→ WRITTEN INSTRUCTION: Count the lines in the records below that contain the word "uitvoeren", and reply with only that number.
━━━━━ ENTRIES SHOWN ━━━━━
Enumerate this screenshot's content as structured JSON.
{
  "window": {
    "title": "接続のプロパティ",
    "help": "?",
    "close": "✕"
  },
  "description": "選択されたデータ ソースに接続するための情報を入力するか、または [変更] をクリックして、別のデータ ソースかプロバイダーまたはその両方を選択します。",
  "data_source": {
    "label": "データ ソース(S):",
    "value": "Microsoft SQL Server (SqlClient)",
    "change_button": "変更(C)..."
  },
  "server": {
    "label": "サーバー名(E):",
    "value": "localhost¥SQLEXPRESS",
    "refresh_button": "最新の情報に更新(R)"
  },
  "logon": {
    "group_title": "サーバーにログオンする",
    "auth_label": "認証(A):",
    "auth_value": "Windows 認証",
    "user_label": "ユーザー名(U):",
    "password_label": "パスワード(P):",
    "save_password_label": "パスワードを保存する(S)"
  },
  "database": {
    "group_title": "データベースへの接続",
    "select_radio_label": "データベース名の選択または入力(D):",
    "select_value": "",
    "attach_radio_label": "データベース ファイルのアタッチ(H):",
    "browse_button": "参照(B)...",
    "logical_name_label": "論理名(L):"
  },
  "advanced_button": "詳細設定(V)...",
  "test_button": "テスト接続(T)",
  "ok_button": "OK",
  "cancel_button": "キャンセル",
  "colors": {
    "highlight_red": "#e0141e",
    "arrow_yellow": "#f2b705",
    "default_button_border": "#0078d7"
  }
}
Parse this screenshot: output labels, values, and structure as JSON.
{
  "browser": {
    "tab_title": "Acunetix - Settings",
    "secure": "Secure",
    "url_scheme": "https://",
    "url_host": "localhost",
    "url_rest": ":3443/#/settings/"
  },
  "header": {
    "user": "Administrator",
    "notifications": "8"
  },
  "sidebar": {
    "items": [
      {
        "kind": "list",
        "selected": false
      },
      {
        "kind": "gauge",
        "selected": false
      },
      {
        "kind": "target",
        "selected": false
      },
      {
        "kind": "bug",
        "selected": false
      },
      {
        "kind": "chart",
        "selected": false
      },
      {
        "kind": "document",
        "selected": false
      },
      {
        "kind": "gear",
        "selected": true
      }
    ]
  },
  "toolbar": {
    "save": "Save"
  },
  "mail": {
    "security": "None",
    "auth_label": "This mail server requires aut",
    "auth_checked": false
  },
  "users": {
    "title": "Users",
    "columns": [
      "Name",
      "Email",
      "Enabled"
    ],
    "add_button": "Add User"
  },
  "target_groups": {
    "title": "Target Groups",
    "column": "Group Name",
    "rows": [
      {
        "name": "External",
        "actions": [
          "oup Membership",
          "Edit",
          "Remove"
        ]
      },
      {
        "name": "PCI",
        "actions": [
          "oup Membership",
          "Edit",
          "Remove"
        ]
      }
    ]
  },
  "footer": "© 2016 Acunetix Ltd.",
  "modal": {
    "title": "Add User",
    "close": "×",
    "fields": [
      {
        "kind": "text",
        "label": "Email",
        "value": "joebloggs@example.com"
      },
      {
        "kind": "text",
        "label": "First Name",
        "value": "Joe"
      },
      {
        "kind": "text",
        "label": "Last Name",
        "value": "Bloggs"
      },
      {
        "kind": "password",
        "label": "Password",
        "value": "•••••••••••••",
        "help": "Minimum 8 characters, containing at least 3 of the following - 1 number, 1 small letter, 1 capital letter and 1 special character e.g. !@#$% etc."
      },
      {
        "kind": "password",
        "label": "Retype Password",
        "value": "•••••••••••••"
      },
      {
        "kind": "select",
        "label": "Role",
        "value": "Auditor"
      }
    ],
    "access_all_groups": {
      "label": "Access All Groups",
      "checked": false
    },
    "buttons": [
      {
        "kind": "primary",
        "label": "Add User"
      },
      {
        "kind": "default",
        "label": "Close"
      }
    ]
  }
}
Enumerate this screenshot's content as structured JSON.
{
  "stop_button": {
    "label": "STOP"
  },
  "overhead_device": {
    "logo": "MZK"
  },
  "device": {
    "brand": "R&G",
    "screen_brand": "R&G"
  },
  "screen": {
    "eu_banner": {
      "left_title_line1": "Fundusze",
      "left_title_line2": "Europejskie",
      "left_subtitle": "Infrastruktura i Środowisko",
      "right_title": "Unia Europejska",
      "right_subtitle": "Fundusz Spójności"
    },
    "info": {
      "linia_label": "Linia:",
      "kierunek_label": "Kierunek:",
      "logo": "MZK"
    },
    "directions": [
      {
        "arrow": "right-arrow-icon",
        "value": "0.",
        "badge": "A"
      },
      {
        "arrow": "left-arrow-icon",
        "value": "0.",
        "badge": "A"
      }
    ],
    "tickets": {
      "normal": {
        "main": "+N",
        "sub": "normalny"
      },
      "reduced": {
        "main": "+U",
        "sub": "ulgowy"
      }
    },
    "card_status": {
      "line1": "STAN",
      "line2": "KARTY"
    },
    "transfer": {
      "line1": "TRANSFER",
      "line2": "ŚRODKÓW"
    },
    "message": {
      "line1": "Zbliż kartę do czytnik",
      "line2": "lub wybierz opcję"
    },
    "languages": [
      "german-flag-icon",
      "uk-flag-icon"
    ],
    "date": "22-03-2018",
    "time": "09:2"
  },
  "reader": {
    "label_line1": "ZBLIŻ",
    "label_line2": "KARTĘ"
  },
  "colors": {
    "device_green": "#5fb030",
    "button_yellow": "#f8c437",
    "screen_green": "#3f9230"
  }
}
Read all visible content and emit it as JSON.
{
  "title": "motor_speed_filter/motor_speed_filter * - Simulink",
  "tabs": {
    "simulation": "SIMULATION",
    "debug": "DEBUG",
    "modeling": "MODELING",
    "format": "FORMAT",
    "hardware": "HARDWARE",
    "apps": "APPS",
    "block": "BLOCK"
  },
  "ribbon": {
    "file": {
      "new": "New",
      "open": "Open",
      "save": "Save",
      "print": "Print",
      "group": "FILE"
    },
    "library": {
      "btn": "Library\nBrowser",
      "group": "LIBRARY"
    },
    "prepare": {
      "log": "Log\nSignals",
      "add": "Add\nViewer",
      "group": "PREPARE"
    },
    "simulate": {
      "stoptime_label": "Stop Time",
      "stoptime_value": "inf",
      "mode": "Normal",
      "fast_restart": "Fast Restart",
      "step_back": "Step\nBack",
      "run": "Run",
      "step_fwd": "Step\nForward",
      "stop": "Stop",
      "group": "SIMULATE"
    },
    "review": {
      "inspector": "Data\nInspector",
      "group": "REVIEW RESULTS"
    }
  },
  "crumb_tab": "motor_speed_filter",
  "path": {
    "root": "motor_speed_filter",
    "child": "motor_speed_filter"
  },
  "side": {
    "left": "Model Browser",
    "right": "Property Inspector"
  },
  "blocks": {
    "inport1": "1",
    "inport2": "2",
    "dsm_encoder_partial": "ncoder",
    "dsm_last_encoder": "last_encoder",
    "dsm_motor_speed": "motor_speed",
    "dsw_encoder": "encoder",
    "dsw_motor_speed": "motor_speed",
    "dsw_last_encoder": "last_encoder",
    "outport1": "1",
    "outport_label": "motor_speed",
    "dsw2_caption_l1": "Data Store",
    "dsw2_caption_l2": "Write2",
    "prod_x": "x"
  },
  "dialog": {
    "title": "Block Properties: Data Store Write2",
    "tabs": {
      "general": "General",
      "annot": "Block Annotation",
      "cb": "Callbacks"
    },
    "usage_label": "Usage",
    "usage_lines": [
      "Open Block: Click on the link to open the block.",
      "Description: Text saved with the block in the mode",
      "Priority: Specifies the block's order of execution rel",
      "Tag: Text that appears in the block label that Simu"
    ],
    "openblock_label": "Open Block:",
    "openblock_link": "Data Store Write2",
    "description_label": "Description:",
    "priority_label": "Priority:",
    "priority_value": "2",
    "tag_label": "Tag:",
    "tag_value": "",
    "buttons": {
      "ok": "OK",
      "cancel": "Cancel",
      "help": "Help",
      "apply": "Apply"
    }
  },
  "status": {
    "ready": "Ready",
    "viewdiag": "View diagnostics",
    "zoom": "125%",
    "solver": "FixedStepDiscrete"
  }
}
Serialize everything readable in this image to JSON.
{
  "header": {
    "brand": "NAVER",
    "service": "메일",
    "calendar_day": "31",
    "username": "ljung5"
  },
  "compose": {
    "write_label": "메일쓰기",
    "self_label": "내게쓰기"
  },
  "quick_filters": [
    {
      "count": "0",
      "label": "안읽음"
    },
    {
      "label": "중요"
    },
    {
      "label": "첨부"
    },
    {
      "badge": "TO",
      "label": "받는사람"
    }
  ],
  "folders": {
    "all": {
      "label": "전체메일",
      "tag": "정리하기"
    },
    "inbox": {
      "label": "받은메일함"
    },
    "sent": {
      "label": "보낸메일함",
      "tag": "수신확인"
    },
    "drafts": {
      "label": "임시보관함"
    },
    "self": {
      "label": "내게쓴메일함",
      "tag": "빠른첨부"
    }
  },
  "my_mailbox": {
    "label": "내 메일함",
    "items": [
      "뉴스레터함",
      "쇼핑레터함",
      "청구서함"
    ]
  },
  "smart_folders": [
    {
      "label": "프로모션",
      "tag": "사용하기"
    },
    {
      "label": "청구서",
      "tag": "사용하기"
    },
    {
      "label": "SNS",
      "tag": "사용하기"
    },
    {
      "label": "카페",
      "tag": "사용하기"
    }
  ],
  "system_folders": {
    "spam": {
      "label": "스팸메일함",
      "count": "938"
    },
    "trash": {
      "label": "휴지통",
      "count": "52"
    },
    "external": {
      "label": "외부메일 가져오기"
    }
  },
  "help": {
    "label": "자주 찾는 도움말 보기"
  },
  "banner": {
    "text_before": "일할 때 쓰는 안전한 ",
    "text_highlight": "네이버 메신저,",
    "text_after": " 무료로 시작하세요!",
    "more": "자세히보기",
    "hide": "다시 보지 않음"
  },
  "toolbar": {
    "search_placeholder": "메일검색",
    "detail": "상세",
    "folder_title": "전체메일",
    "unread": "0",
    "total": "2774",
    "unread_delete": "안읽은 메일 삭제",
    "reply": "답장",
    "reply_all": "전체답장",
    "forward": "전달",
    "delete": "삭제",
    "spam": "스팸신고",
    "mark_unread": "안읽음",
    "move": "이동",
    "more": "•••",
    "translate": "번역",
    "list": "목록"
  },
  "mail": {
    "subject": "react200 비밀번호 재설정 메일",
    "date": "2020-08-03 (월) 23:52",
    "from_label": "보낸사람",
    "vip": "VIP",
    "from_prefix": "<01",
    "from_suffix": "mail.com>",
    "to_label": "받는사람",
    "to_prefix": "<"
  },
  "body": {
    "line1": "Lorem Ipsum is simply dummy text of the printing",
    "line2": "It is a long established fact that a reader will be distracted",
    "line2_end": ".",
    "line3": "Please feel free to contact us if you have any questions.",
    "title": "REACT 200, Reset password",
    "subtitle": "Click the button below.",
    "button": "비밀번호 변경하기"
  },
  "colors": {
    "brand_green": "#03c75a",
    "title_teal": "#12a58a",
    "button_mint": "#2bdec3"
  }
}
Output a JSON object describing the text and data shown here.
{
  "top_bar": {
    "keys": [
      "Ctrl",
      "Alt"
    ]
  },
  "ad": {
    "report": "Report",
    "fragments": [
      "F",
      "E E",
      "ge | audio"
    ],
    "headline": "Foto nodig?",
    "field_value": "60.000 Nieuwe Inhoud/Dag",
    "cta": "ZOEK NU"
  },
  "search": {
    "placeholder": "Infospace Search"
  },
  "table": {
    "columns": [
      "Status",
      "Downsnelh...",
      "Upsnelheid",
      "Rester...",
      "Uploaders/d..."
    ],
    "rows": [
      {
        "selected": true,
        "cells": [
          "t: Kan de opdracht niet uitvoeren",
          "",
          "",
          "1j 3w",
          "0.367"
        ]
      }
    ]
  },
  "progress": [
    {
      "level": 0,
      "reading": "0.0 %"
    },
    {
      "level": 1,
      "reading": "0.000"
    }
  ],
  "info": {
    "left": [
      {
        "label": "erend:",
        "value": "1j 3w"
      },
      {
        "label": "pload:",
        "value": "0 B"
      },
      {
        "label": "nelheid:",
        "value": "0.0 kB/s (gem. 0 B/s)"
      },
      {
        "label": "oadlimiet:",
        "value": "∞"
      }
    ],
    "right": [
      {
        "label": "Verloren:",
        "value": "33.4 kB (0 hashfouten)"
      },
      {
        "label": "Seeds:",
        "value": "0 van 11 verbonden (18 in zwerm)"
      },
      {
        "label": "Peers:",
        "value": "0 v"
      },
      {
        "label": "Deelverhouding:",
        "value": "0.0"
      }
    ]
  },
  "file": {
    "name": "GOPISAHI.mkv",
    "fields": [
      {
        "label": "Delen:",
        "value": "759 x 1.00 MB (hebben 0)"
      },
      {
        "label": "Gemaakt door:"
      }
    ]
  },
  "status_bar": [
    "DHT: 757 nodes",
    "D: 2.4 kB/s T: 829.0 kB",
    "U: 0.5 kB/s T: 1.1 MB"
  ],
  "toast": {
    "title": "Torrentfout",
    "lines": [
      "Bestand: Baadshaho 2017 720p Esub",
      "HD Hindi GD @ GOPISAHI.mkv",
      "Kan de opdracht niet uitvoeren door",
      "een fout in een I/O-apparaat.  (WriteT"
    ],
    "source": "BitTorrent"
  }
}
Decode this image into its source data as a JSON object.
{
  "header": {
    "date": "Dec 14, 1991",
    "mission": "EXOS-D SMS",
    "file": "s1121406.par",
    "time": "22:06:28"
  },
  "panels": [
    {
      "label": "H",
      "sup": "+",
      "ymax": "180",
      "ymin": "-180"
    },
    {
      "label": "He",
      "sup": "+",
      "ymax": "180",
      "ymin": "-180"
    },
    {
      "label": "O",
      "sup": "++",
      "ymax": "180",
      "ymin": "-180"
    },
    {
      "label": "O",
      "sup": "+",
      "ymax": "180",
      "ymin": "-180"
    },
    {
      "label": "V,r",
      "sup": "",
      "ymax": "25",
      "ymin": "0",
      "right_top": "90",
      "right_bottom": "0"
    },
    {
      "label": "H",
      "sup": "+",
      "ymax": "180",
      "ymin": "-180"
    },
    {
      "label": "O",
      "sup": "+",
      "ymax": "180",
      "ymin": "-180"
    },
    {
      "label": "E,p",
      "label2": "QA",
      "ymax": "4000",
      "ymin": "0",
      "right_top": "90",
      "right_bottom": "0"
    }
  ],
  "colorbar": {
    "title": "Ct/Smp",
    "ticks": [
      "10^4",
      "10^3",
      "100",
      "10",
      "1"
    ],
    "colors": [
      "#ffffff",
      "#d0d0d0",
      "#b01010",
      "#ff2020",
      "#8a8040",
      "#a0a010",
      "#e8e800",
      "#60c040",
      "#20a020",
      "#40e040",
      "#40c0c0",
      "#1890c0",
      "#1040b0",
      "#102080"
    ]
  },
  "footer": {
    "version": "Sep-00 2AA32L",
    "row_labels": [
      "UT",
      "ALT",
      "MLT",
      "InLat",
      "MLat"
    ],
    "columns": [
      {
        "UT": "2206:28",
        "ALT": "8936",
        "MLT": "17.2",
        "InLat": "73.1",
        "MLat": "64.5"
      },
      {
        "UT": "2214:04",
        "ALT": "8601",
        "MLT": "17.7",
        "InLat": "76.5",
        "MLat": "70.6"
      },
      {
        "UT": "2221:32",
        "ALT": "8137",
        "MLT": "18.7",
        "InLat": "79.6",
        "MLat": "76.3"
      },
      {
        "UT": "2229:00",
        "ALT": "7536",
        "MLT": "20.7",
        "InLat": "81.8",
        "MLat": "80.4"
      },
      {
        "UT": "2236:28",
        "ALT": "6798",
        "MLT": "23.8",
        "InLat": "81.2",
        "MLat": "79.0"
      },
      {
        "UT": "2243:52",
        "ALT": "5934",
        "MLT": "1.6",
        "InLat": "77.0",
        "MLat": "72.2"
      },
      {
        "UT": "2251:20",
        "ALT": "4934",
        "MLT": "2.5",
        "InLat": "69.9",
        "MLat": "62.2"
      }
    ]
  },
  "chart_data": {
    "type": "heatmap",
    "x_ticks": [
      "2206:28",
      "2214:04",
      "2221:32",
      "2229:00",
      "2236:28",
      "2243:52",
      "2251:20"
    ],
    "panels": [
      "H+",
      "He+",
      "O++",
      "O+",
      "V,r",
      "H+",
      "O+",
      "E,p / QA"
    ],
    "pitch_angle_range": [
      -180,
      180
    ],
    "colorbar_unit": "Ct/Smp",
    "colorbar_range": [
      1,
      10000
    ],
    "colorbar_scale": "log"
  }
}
━━━━━
→ OUTPUT FOR THIS TASK: 2